EXERCISE INSTRUCTIONS: State how many lines contain the string "highlight", and write nothing else.
── GIVEN ENTRIES
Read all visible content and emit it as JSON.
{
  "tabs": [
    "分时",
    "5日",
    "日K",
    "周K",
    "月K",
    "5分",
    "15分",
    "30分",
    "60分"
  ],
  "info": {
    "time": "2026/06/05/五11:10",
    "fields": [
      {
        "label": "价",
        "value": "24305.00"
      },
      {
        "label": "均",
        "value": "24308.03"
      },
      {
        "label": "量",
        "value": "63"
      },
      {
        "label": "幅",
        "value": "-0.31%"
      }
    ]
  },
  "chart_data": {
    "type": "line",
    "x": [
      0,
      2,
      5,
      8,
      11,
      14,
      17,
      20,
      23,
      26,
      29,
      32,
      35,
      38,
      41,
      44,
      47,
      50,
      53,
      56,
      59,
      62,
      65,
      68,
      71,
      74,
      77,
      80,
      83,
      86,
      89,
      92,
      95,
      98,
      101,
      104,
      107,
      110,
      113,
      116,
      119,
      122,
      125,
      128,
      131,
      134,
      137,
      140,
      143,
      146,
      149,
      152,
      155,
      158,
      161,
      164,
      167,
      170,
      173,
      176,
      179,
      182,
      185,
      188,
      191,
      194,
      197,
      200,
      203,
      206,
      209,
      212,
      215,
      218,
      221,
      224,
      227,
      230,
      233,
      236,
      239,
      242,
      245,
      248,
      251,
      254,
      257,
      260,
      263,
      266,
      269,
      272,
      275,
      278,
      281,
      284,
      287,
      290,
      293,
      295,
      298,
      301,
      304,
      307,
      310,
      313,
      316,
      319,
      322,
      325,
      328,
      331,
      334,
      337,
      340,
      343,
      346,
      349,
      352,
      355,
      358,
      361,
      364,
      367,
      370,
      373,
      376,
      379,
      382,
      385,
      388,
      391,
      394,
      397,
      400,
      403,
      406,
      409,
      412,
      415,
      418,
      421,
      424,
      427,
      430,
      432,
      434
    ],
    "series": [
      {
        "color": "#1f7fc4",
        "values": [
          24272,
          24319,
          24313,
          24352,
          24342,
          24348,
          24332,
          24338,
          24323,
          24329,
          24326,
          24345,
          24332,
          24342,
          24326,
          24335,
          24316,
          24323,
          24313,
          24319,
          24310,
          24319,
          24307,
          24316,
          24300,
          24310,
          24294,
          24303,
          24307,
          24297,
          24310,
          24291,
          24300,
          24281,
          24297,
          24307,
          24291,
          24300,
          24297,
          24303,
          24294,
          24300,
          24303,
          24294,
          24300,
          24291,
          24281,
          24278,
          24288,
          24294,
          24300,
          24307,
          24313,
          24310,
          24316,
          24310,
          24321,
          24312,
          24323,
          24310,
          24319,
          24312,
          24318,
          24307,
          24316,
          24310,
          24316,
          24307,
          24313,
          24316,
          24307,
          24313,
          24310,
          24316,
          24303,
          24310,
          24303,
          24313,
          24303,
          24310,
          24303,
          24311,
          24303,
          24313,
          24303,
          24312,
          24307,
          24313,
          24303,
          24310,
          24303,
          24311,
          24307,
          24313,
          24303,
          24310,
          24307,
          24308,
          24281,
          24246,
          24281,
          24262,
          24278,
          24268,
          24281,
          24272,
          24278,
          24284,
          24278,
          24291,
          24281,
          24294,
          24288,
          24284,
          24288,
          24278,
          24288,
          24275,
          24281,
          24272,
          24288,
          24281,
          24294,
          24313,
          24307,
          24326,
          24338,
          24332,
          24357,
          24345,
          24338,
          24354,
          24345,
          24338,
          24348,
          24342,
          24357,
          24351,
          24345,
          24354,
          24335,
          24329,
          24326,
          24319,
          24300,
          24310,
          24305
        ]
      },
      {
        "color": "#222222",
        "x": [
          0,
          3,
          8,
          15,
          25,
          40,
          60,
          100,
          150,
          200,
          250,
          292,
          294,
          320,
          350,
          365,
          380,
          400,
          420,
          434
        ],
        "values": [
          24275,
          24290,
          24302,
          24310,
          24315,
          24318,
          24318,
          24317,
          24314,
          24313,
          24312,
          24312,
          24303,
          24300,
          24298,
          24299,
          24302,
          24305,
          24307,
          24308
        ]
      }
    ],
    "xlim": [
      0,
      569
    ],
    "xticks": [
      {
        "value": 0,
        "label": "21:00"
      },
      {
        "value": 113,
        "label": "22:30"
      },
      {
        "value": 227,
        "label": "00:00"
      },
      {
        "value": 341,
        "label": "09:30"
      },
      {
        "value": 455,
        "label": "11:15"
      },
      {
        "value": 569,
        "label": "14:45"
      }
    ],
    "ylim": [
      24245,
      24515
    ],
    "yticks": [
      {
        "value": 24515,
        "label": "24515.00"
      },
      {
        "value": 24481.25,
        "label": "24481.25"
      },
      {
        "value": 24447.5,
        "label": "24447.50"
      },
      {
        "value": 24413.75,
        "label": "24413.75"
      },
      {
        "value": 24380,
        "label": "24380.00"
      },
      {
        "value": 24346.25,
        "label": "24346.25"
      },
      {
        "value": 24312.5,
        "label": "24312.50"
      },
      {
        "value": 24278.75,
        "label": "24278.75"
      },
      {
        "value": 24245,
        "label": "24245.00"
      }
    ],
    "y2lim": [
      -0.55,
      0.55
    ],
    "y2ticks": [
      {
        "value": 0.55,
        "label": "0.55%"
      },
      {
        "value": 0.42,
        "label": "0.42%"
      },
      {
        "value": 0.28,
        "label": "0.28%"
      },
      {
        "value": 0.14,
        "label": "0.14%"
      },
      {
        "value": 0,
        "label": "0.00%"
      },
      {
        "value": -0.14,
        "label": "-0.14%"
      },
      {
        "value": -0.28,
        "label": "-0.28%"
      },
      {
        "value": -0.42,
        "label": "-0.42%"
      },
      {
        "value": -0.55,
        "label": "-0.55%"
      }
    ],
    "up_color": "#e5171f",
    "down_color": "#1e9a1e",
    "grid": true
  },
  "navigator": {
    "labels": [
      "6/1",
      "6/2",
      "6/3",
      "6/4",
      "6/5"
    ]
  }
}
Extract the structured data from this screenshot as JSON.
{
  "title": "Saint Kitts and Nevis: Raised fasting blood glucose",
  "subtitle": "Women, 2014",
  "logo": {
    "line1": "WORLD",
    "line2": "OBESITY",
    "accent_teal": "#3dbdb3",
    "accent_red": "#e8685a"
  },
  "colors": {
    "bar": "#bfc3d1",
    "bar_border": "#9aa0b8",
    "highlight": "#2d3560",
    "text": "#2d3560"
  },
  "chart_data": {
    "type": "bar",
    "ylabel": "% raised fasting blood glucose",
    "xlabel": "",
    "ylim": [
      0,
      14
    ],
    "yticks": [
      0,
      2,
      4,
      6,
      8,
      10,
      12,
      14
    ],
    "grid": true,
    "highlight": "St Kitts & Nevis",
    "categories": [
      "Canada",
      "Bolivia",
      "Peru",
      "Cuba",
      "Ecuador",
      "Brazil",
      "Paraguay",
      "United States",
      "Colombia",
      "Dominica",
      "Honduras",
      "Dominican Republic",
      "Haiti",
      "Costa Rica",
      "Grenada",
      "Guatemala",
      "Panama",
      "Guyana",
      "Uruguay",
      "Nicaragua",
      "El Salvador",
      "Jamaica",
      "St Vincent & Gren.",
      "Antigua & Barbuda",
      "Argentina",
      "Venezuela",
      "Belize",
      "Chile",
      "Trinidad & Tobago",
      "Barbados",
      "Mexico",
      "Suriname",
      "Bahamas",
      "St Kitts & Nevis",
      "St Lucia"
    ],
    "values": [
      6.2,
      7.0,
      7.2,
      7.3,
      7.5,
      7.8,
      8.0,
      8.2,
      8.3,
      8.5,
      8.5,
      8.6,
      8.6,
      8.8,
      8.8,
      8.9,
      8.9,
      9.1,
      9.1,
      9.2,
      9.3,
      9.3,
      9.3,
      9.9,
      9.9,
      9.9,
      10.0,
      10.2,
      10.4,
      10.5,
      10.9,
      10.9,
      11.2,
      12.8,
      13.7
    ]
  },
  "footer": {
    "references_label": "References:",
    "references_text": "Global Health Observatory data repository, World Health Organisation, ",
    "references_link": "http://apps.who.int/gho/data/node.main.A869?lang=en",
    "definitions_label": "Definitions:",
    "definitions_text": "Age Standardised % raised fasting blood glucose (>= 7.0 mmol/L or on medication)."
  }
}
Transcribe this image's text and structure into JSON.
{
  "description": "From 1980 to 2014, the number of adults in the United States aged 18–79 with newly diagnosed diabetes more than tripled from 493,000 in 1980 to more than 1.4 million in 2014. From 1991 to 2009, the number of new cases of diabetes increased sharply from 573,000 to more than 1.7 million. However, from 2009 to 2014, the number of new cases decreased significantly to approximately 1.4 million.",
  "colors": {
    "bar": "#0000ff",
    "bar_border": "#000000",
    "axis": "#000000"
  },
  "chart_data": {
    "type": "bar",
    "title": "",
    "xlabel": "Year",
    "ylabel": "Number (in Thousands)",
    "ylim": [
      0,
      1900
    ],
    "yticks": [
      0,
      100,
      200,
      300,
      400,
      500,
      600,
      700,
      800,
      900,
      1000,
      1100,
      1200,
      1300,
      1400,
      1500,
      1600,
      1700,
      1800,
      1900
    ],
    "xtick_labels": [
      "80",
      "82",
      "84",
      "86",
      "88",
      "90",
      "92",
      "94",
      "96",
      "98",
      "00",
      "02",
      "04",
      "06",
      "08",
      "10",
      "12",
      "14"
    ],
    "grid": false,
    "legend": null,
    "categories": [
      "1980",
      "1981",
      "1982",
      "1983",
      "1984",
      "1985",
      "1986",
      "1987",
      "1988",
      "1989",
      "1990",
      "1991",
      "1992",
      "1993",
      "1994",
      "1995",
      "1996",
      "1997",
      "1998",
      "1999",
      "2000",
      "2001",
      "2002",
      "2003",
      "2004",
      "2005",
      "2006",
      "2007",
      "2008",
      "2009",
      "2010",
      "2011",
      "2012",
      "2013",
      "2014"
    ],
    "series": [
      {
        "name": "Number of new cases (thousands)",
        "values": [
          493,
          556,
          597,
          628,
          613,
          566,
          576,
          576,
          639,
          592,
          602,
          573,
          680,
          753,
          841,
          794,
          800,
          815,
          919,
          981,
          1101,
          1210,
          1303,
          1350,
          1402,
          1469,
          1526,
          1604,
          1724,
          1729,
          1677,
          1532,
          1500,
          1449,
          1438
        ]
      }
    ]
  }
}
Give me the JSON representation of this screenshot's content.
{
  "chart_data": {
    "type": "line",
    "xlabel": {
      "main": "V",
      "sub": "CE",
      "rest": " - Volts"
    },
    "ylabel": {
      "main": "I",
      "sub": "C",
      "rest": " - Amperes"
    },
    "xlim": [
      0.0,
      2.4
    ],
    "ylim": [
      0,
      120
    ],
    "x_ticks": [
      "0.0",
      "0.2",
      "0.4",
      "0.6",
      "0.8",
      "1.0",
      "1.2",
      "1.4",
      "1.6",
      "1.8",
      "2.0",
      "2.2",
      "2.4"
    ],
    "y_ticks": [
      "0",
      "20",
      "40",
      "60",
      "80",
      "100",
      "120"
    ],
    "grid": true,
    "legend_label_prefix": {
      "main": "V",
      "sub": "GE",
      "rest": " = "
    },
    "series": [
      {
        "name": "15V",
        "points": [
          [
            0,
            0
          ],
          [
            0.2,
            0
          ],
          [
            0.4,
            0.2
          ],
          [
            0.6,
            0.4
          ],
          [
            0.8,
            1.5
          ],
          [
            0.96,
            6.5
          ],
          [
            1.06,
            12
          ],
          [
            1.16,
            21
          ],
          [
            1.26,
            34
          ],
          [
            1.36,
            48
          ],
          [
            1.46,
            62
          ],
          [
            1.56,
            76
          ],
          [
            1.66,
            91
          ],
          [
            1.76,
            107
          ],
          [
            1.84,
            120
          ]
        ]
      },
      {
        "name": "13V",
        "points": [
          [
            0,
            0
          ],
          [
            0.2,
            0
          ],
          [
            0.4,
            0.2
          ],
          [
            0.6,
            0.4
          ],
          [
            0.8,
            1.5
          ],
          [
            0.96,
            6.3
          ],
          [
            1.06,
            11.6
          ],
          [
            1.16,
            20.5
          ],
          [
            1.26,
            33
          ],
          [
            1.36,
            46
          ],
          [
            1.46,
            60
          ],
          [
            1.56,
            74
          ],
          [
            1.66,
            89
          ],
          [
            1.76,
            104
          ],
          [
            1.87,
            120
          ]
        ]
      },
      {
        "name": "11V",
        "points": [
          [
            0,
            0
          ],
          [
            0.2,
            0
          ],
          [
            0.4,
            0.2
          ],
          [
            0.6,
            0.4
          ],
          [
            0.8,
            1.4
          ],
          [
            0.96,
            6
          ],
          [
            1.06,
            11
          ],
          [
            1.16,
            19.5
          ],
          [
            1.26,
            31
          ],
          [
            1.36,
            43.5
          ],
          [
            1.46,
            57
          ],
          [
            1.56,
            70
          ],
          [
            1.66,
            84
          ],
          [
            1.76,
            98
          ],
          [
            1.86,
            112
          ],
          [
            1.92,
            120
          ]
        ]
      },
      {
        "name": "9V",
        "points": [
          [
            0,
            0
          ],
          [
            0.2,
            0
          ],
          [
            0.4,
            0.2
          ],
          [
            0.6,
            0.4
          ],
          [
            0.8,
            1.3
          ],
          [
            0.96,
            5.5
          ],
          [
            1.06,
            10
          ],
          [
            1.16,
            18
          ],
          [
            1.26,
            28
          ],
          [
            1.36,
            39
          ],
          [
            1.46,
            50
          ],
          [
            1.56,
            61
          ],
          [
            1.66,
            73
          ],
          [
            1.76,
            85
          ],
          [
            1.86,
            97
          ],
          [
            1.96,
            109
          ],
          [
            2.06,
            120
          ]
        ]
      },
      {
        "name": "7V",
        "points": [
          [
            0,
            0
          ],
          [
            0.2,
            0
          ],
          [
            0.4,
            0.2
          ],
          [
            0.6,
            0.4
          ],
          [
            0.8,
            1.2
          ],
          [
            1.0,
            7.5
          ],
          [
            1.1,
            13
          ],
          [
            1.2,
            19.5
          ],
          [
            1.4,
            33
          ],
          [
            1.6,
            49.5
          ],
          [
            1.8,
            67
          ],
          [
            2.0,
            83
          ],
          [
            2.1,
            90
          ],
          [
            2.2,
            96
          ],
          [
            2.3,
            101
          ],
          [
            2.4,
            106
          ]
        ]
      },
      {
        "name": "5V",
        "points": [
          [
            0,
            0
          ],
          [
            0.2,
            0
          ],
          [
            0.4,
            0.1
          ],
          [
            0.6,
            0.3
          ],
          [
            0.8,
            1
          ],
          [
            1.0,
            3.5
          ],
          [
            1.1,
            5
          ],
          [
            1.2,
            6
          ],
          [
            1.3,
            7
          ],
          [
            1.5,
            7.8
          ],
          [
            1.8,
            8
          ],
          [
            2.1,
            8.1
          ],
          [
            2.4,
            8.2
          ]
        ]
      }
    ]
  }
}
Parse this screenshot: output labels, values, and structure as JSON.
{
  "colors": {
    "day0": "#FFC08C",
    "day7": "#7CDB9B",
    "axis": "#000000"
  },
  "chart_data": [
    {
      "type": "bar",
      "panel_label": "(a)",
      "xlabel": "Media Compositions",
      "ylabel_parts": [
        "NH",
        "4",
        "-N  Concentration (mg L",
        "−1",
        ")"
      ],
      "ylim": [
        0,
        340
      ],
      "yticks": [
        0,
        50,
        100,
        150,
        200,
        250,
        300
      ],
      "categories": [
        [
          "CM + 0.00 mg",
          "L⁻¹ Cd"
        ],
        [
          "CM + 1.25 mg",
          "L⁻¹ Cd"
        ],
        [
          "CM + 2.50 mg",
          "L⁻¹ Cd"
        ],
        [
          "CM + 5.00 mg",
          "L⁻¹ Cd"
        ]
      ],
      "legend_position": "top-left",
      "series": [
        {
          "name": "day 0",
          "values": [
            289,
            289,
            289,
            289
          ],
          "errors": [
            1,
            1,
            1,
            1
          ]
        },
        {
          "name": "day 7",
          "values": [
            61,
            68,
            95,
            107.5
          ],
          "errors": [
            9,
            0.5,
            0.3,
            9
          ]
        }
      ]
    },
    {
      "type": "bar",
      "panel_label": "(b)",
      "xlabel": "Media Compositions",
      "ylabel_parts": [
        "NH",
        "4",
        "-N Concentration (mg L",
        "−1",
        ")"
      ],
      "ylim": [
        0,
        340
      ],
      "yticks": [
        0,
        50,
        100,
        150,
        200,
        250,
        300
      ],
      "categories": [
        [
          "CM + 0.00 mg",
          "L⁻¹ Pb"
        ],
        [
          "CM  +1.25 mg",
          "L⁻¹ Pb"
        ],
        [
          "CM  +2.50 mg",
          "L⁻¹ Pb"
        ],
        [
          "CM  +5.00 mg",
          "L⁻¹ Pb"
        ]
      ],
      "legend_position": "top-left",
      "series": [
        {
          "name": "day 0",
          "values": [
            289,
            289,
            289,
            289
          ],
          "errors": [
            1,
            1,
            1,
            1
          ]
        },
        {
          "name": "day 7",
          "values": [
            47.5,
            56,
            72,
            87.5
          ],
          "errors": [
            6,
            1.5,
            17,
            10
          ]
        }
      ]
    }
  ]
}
────
THE COMPLETED TASK: 2